**Available records:**
--------
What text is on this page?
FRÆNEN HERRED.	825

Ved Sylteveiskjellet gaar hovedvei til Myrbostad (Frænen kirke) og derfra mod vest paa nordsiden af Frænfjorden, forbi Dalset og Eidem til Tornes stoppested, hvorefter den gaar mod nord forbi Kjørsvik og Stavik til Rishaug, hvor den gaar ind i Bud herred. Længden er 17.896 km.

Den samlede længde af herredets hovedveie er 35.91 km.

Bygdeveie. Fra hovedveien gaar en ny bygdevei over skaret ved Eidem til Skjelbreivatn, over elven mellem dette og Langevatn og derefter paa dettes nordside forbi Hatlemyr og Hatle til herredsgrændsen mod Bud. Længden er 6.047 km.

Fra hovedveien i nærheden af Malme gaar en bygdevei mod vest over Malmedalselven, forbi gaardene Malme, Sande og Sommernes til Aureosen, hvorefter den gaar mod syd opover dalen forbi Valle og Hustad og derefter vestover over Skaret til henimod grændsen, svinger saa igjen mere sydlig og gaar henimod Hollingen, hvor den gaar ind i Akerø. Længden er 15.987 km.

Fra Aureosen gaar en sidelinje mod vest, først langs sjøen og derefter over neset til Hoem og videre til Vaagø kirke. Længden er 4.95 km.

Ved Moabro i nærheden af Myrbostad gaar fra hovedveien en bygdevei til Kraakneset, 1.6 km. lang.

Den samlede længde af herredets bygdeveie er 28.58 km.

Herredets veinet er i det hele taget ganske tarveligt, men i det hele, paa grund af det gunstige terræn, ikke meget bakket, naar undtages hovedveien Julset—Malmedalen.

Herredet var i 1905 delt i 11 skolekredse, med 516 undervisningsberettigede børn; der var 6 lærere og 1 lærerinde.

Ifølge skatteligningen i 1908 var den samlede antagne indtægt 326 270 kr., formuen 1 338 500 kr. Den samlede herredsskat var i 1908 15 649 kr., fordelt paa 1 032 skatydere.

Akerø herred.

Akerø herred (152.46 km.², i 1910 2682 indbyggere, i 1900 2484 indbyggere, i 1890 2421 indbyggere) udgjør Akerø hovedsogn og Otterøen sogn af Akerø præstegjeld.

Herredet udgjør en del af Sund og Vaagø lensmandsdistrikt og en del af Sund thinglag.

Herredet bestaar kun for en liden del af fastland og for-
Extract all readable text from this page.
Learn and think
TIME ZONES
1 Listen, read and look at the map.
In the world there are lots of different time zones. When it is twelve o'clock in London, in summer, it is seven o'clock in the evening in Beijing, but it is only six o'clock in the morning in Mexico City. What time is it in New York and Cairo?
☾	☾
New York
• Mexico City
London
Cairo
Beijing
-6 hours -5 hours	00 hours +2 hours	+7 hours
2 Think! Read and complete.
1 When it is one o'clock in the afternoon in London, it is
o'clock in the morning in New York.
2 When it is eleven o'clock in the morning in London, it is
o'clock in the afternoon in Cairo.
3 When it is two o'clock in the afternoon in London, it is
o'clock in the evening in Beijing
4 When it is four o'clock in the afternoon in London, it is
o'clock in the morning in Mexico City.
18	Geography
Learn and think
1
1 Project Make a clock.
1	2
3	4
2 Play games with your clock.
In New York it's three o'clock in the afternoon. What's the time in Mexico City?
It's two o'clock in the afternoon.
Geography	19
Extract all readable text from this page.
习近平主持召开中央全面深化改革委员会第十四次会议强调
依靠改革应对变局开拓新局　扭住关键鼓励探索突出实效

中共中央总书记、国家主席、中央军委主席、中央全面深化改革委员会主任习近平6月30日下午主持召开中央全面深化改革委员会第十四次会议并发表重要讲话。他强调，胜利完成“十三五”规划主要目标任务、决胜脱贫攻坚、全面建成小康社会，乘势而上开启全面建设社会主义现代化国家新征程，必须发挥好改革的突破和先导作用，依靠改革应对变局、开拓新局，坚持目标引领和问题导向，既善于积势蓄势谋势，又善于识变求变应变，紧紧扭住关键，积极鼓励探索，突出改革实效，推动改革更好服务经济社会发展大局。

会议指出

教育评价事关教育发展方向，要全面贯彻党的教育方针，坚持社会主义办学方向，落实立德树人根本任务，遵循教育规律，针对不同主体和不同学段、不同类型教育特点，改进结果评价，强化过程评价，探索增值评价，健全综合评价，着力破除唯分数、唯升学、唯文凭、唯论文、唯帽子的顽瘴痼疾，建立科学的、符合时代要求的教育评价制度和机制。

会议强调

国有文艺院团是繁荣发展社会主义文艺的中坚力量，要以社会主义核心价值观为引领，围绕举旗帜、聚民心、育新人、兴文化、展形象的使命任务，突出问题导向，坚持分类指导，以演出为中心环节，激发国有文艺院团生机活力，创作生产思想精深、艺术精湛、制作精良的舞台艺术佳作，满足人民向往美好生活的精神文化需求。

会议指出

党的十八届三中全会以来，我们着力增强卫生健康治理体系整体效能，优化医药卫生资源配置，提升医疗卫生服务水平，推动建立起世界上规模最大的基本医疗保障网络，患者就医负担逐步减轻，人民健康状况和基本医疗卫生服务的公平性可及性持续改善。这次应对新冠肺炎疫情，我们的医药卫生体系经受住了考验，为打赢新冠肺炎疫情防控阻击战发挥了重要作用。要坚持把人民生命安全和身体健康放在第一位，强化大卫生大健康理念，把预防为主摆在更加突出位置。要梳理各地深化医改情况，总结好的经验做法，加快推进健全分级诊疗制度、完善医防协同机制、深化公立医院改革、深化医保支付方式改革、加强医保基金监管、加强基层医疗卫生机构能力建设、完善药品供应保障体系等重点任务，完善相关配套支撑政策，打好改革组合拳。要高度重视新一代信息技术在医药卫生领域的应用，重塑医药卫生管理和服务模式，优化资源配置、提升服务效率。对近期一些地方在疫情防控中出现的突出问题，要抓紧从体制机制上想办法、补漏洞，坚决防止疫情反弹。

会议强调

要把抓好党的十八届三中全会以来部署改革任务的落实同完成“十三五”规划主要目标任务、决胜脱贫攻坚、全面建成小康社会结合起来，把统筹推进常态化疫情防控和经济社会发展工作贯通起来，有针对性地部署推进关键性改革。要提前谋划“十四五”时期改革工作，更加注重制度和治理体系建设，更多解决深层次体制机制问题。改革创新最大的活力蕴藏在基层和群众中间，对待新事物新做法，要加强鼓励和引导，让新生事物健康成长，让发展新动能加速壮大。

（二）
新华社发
--------
**Instructions for the task:**
Please reproduce the entire listing, exactly as shown.

**Expected answer:**
What text is on this page?
FRÆNEN HERRED.	825

Ved Sylteveiskjellet gaar hovedvei til Myrbostad (Frænen kirke) og derfra mod vest paa nordsiden af Frænfjorden, forbi Dalset og Eidem til Tornes stoppested, hvorefter den gaar mod nord forbi Kjørsvik og Stavik til Rishaug, hvor den gaar ind i Bud herred. Længden er 17.896 km.

Den samlede længde af herredets hovedveie er 35.91 km.

Bygdeveie. Fra hovedveien gaar en ny bygdevei over skaret ved Eidem til Skjelbreivatn, over elven mellem dette og Langevatn og derefter paa dettes nordside forbi Hatlemyr og Hatle til herredsgrændsen mod Bud. Længden er 6.047 km.

Fra hovedveien i nærheden af Malme gaar en bygdevei mod vest over Malmedalselven, forbi gaardene Malme, Sande og Sommernes til Aureosen, hvorefter den gaar mod syd opover dalen forbi Valle og Hustad og derefter vestover over Skaret til henimod grændsen, svinger saa igjen mere sydlig og gaar henimod Hollingen, hvor den gaar ind i Akerø. Længden er 15.987 km.

Fra Aureosen gaar en sidelinje mod vest, først langs sjøen og derefter over neset til Hoem og videre til Vaagø kirke. Længden er 4.95 km.

Ved Moabro i nærheden af Myrbostad gaar fra hovedveien en bygdevei til Kraakneset, 1.6 km. lang.

Den samlede længde af herredets bygdeveie er 28.58 km.

Herredets veinet er i det hele taget ganske tarveligt, men i det hele, paa grund af det gunstige terræn, ikke meget bakket, naar undtages hovedveien Julset—Malmedalen.

Herredet var i 1905 delt i 11 skolekredse, med 516 undervisningsberettigede børn; der var 6 lærere og 1 lærerinde.

Ifølge skatteligningen i 1908 var den samlede antagne indtægt 326 270 kr., formuen 1 338 500 kr. Den samlede herredsskat var i 1908 15 649 kr., fordelt paa 1 032 skatydere.

Akerø herred.

Akerø herred (152.46 km.², i 1910 2682 indbyggere, i 1900 2484 indbyggere, i 1890 2421 indbyggere) udgjør Akerø hovedsogn og Otterøen sogn af Akerø præstegjeld.

Herredet udgjør en del af Sund og Vaagø lensmandsdistrikt og en del af Sund thinglag.

Herredet bestaar kun for en liden del af fastland og for-
Extract all readable text from this page.
Learn and think
TIME ZONES
1 Listen, read and look at the map.
In the world there are lots of different time zones. When it is twelve o'clock in London, in summer, it is seven o'clock in the evening in Beijing, but it is only six o'clock in the morning in Mexico City. What time is it in New York and Cairo?
☾	☾
New York
• Mexico City
London
Cairo
Beijing
-6 hours -5 hours	00 hours +2 hours	+7 hours
2 Think! Read and complete.
1 When it is one o'clock in the afternoon in London, it is
o'clock in the morning in New York.
2 When it is eleven o'clock in the morning in London, it is
o'clock in the afternoon in Cairo.
3 When it is two o'clock in the afternoon in London, it is
o'clock in the evening in Beijing
4 When it is four o'clock in the afternoon in London, it is
o'clock in the morning in Mexico City.
18	Geography
Learn and think
1
1 Project Make a clock.
1	2
3	4
2 Play games with your clock.
In New York it's three o'clock in the afternoon. What's the time in Mexico City?
It's two o'clock in the afternoon.
Geography	19
Extract all readable text from this page.
习近平主持召开中央全面深化改革委员会第十四次会议强调
依靠改革应对变局开拓新局　扭住关键鼓励探索突出实效

中共中央总书记、国家主席、中央军委主席、中央全面深化改革委员会主任习近平6月30日下午主持召开中央全面深化改革委员会第十四次会议并发表重要讲话。他强调，胜利完成“十三五”规划主要目标任务、决胜脱贫攻坚、全面建成小康社会，乘势而上开启全面建设社会主义现代化国家新征程，必须发挥好改革的突破和先导作用，依靠改革应对变局、开拓新局，坚持目标引领和问题导向，既善于积势蓄势谋势，又善于识变求变应变，紧紧扭住关键，积极鼓励探索，突出改革实效，推动改革更好服务经济社会发展大局。

会议指出

教育评价事关教育发展方向，要全面贯彻党的教育方针，坚持社会主义办学方向，落实立德树人根本任务，遵循教育规律，针对不同主体和不同学段、不同类型教育特点，改进结果评价，强化过程评价，探索增值评价，健全综合评价，着力破除唯分数、唯升学、唯文凭、唯论文、唯帽子的顽瘴痼疾，建立科学的、符合时代要求的教育评价制度和机制。

会议强调

国有文艺院团是繁荣发展社会主义文艺的中坚力量，要以社会主义核心价值观为引领，围绕举旗帜、聚民心、育新人、兴文化、展形象的使命任务，突出问题导向，坚持分类指导，以演出为中心环节，激发国有文艺院团生机活力，创作生产思想精深、艺术精湛、制作精良的舞台艺术佳作，满足人民向往美好生活的精神文化需求。

会议指出

党的十八届三中全会以来，我们着力增强卫生健康治理体系整体效能，优化医药卫生资源配置，提升医疗卫生服务水平，推动建立起世界上规模最大的基本医疗保障网络，患者就医负担逐步减轻，人民健康状况和基本医疗卫生服务的公平性可及性持续改善。这次应对新冠肺炎疫情，我们的医药卫生体系经受住了考验，为打赢新冠肺炎疫情防控阻击战发挥了重要作用。要坚持把人民生命安全和身体健康放在第一位，强化大卫生大健康理念，把预防为主摆在更加突出位置。要梳理各地深化医改情况，总结好的经验做法，加快推进健全分级诊疗制度、完善医防协同机制、深化公立医院改革、深化医保支付方式改革、加强医保基金监管、加强基层医疗卫生机构能力建设、完善药品供应保障体系等重点任务，完善相关配套支撑政策，打好改革组合拳。要高度重视新一代信息技术在医药卫生领域的应用，重塑医药卫生管理和服务模式，优化资源配置、提升服务效率。对近期一些地方在疫情防控中出现的突出问题，要抓紧从体制机制上想办法、补漏洞，坚决防止疫情反弹。

会议强调

要把抓好党的十八届三中全会以来部署改革任务的落实同完成“十三五”规划主要目标任务、决胜脱贫攻坚、全面建成小康社会结合起来，把统筹推进常态化疫情防控和经济社会发展工作贯通起来，有针对性地部署推进关键性改革。要提前谋划“十四五”时期改革工作，更加注重制度和治理体系建设，更多解决深层次体制机制问题。改革创新最大的活力蕴藏在基层和群众中间，对待新事物新做法，要加强鼓励和引导，让新生事物健康成长，让发展新动能加速壮大。

（二）
新华社发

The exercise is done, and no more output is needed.